Но кто, кроме совсем узких специалистов, сейчас помнит, о чем именно шла речь на французском общенациональном референдуме апреля 1969 года? Это частность, которая уже давно потерялась в «песках времени».
А вот что частностью ни в коем случае не является. До прихода Шарля де Голля к власти летом 1958 года Франция страдала от хронической политической нестабильности. На протяжении многих десятилетий высшие руководители менялись с калейдоскопической быстротой. Например, в период с 29 июля 1929 года по 27 июля 1931 года во Франции пришли и ушли целых пять премьер-министров (президент в те годы обладал только церемониальными полномочиями). Летом 1914 года известный политик Леон Буржуа провел на посту министра иностранных дел целых четыре дня. Его сменщик задержался на этой должности на полтора месяца. Сменщик сменщика — на три недели.
В конце концов такой «круговорот министров в природе» выжег сердце французской политической системы изнутри. В 1940 году политическая элита страна без боя сдала Францию немцам, а потом в своей массе пошла к ним в услужение. В 1958 году французская политическая элита вновь упала на колени и расписалась в своей полной беспомощности. На этот раз катализатором кризиса стал мятеж французской армии в Алжире, чьи руководители решили высадить в Париже парашютный десант и устроить там государственный переворот.
------------------------------------------------
> _ПИСЬМЕННОЕ ЗАДАНИЕ A_
Перепишите слово в слово часть отрывка о политической нестабильности во Франции: от слов «А вот что частностью» до слов «на три недели.».
> _ПИСЬМЕННОЕ ЗАДАНИЕ B_
Продолжите отрывок о политической нестабильности во Франции с того места, на котором он заканчивается.
Приведённый далее список никак не связан с отрывком.

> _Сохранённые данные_
------------------------------------------------
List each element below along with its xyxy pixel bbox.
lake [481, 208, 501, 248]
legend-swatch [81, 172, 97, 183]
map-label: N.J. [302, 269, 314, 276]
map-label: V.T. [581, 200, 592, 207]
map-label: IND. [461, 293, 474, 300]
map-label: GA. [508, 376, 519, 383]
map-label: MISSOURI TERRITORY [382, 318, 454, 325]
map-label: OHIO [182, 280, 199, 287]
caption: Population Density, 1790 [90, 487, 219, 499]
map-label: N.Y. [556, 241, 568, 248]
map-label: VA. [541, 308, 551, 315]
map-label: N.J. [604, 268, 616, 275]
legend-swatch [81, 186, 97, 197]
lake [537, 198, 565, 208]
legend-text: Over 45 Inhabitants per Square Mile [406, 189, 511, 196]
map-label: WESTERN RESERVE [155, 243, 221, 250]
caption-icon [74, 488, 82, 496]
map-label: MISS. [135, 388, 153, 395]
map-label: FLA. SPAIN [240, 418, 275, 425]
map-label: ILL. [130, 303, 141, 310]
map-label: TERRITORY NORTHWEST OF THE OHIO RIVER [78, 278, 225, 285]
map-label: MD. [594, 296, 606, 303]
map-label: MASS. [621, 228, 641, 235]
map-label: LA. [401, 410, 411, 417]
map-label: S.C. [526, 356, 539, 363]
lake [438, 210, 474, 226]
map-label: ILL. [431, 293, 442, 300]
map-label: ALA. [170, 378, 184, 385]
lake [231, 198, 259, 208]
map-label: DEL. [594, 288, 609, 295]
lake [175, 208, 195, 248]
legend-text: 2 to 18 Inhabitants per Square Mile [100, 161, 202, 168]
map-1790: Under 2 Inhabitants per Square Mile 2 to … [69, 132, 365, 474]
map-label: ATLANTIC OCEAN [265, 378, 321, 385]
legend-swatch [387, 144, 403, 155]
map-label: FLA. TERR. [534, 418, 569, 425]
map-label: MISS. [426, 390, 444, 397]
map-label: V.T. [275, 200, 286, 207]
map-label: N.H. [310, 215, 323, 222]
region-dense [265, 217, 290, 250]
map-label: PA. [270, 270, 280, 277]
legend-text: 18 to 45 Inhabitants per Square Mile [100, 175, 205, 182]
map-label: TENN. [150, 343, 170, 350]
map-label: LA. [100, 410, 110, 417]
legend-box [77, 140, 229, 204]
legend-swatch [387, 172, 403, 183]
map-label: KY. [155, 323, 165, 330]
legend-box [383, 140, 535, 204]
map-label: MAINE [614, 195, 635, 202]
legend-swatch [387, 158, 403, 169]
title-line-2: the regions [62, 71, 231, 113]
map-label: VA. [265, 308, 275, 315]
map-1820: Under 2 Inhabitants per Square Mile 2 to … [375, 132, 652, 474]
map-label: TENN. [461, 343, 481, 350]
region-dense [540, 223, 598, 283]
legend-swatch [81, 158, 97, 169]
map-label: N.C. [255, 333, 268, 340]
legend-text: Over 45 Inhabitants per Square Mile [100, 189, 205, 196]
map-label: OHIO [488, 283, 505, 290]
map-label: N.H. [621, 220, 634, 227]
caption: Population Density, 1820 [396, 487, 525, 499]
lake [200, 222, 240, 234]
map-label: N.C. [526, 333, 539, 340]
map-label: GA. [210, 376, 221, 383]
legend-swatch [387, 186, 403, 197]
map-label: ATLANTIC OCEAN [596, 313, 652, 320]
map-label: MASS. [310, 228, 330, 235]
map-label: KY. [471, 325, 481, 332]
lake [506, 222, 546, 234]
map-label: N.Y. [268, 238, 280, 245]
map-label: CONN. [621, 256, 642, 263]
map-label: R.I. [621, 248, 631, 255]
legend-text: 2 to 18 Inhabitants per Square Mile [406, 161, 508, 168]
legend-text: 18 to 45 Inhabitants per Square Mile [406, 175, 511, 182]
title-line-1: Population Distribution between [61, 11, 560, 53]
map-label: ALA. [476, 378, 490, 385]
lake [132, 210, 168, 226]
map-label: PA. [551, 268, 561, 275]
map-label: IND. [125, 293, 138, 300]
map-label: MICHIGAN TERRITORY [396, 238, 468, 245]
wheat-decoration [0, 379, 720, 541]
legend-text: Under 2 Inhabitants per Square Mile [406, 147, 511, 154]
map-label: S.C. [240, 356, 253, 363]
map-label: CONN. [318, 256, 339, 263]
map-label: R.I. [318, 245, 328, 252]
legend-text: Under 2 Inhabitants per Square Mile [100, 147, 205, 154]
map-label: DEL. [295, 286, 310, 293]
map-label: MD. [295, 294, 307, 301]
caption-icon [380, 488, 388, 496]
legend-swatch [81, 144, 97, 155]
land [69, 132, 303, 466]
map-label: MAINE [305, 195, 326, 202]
------------------------------------------------
> _ОТВЕТ НА ЗАДАНИЕ A_
А вот что частностью ни в коем случае не является. До прихода Шарля де Голля к власти летом 1958 года Франция страдала от хронической политической нестабильности. На протяжении многих десятилетий высшие руководители менялись с калейдоскопической быстротой. Например, в период с 29 июля 1929 года по 27 июля 1931 года во Франции пришли и ушли целых пять премьер-министров (президент в те годы обладал только церемониальными полномочиями). Летом 1914 года известный политик Леон Буржуа провел на посту министра иностранных дел целых четыре дня. Его сменщик задержался на этой должности на полтора месяца. Сменщик сменщика — на три недели.

> _ОТВЕТ НА ЗАДАНИЕ B_
Призванный спасти страну от угрозы хаоса и развала Шарль де Голль реорганизовал политическую систему Франции: установил там твердую президентскую власть. И эта новая система выдержала испытание временем. Через пять лет после отставки де Голля Францию возглавил человек, которого он уволил с поста министра, — Валери Жискар д'Эстен. Преемником Жискара стал злейший политический враг де Голля и его основной конкурент на президентских выборах 1965 года Франсуа Миттеран. Но это никоим образом не поколебало основы созданной де Голлем новой политической системы государства. Спустя более чем полвека после отставки генерала хроническая управленческая нестабильность во Францию так и не вернулась.
Какое отношение это имеет к современной российской политической ситуации? Думаю, что вот какое. К Путину можно относиться как угодно. Но некоторые промежуточные итоги его правления точно должны остаться с нами и в постпутинской политической эпохе. Речь идет, например, о возвращении России в число великих держав, о нашей новообретенной способности проводить самостоятельную внешнюю политику, о сохранении контрастирующей с 90-ми годами политической и экономической стабильности.
Разумеется, рядом с этим списком непременно должно появиться еще два: тех сфер, где Путину так пока и не удалось достичь прорыва, и тех особенностей его эпохи, от которых в будущем лучше все-таки избавиться. Но сейчас мы говорим не о том, что из построенного ВВП надо сломать, а о том, что из этого необходимо сохранить. И вот в чем я вижу парадокс. Чтобы обеспечить преемственность курса и сохранение своего политического наследия, ВВП должен очень вовремя и очень грамотно уйти из высших политических лидеров России.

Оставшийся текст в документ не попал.